• [Work to be completed]:
Word for word, transcribe the lines below and drop the pictures.

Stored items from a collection
□ □ □
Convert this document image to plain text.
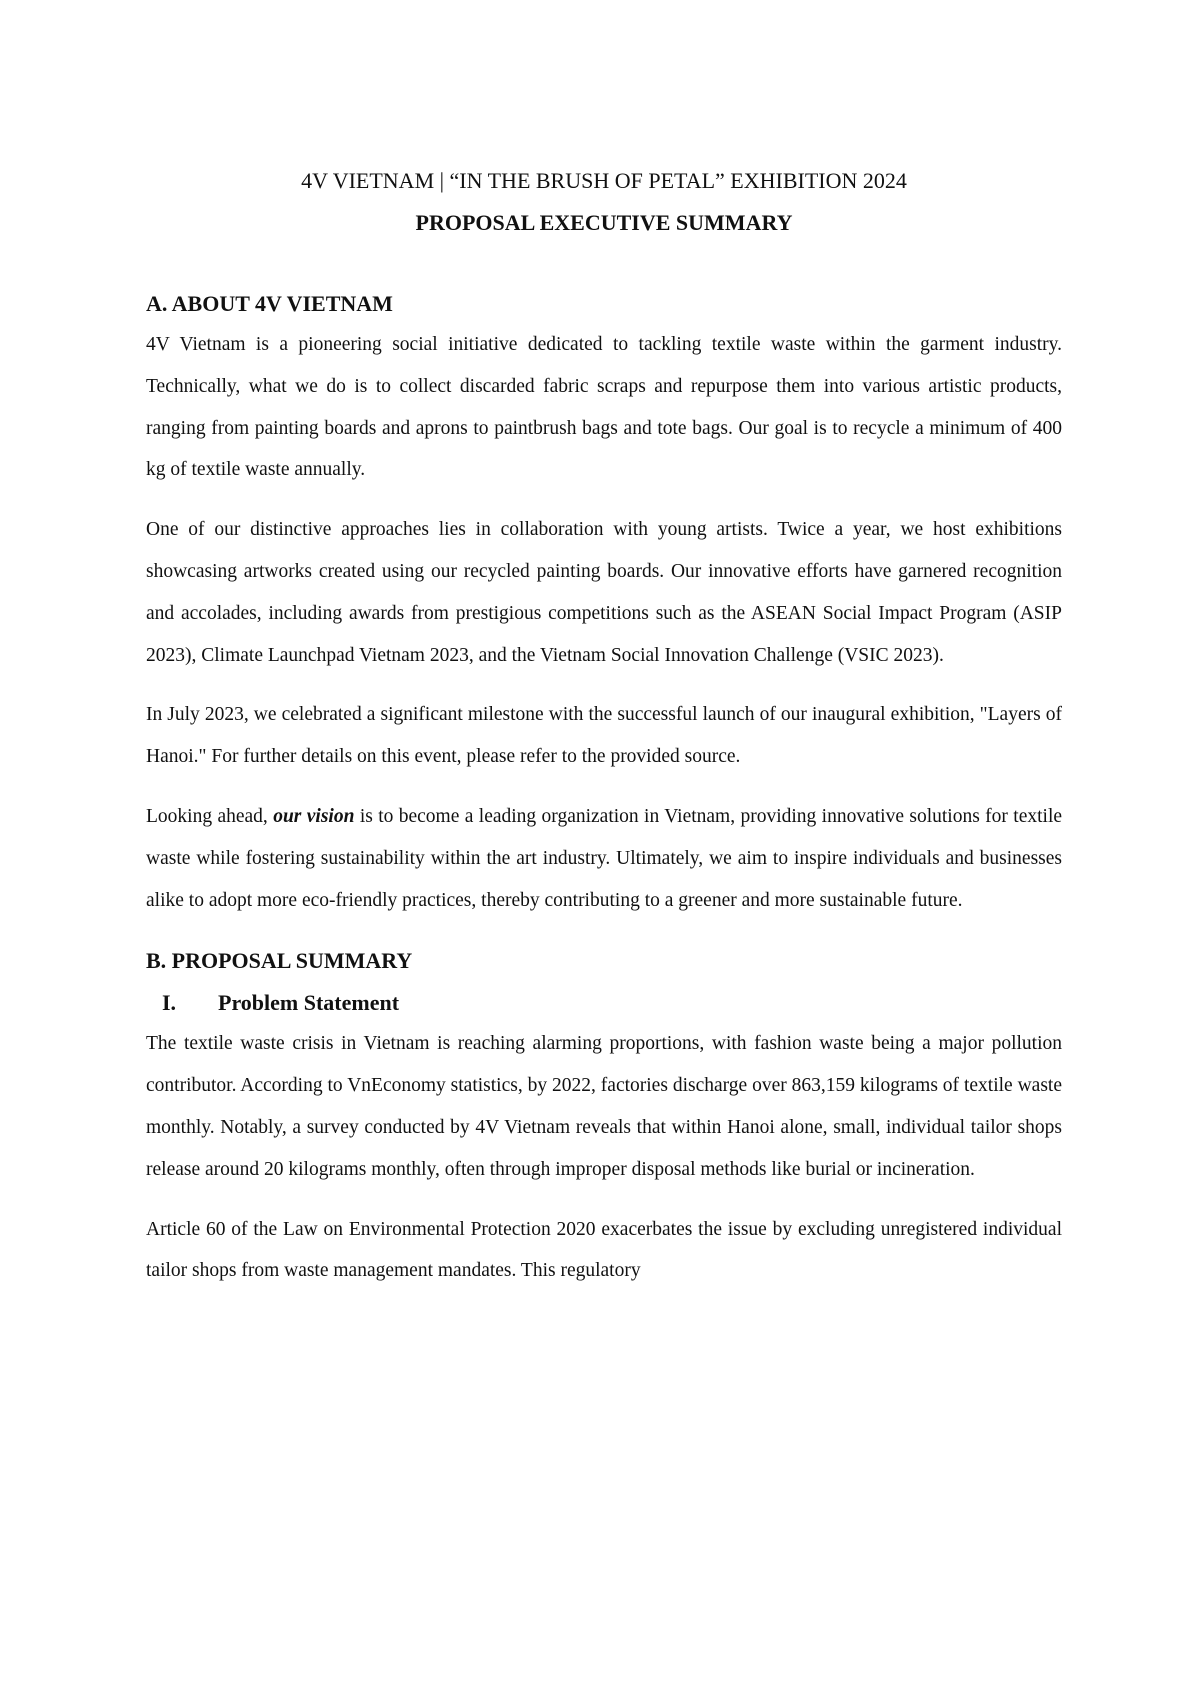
4V VIETNAM | “IN THE BRUSH OF PETAL” EXHIBITION 2024
PROPOSAL EXECUTIVE SUMMARY
A. ABOUT 4V VIETNAM

4V Vietnam is a pioneering social initiative dedicated to tackling textile waste within the garment industry. Technically, what we do is to collect discarded fabric scraps and repurpose them into various artistic products, ranging from painting boards and aprons to paintbrush bags and tote bags. Our goal is to recycle a minimum of 400 kg of textile waste annually.

One of our distinctive approaches lies in collaboration with young artists. Twice a year, we host exhibitions showcasing artworks created using our recycled painting boards. Our innovative efforts have garnered recognition and accolades, including awards from prestigious competitions such as the ASEAN Social Impact Program (ASIP 2023), Climate Launchpad Vietnam 2023, and the Vietnam Social Innovation Challenge (VSIC 2023).

In July 2023, we celebrated a significant milestone with the successful launch of our inaugural exhibition, "Layers of Hanoi." For further details on this event, please refer to the provided source.

Looking ahead, our vision is to become a leading organization in Vietnam, providing innovative solutions for textile waste while fostering sustainability within the art industry. Ultimately, we aim to inspire individuals and businesses alike to adopt more eco-friendly practices, thereby contributing to a greener and more sustainable future.

B. PROPOSAL SUMMARY
I.	Problem Statement

The textile waste crisis in Vietnam is reaching alarming proportions, with fashion waste being a major pollution contributor. According to VnEconomy statistics, by 2022, factories discharge over 863,159 kilograms of textile waste monthly. Notably, a survey conducted by 4V Vietnam reveals that within Hanoi alone, small, individual tailor shops release around 20 kilograms monthly, often through improper disposal methods like burial or incineration.

Article 60 of the Law on Environmental Protection 2020 exacerbates the issue by excluding unregistered individual tailor shops from waste management mandates. This regulatory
□ □ □
• [Answer to this exercise]:
Convert this document image to plain text.
4V VIETNAM | “IN THE BRUSH OF PETAL” EXHIBITION 2024
PROPOSAL EXECUTIVE SUMMARY
A. ABOUT 4V VIETNAM

4V Vietnam is a pioneering social initiative dedicated to tackling textile waste within the garment industry. Technically, what we do is to collect discarded fabric scraps and repurpose them into various artistic products, ranging from painting boards and aprons to paintbrush bags and tote bags. Our goal is to recycle a minimum of 400 kg of textile waste annually.

One of our distinctive approaches lies in collaboration with young artists. Twice a year, we host exhibitions showcasing artworks created using our recycled painting boards. Our innovative efforts have garnered recognition and accolades, including awards from prestigious competitions such as the ASEAN Social Impact Program (ASIP 2023), Climate Launchpad Vietnam 2023, and the Vietnam Social Innovation Challenge (VSIC 2023).

In July 2023, we celebrated a significant milestone with the successful launch of our inaugural exhibition, "Layers of Hanoi." For further details on this event, please refer to the provided source.

Looking ahead, our vision is to become a leading organization in Vietnam, providing innovative solutions for textile waste while fostering sustainability within the art industry. Ultimately, we aim to inspire individuals and businesses alike to adopt more eco-friendly practices, thereby contributing to a greener and more sustainable future.

B. PROPOSAL SUMMARY
I.	Problem Statement

The textile waste crisis in Vietnam is reaching alarming proportions, with fashion waste being a major pollution contributor. According to VnEconomy statistics, by 2022, factories discharge over 863,159 kilograms of textile waste monthly. Notably, a survey conducted by 4V Vietnam reveals that within Hanoi alone, small, individual tailor shops release around 20 kilograms monthly, often through improper disposal methods like burial or incineration.

Article 60 of the Law on Environmental Protection 2020 exacerbates the issue by excluding unregistered individual tailor shops from waste management mandates. This regulatory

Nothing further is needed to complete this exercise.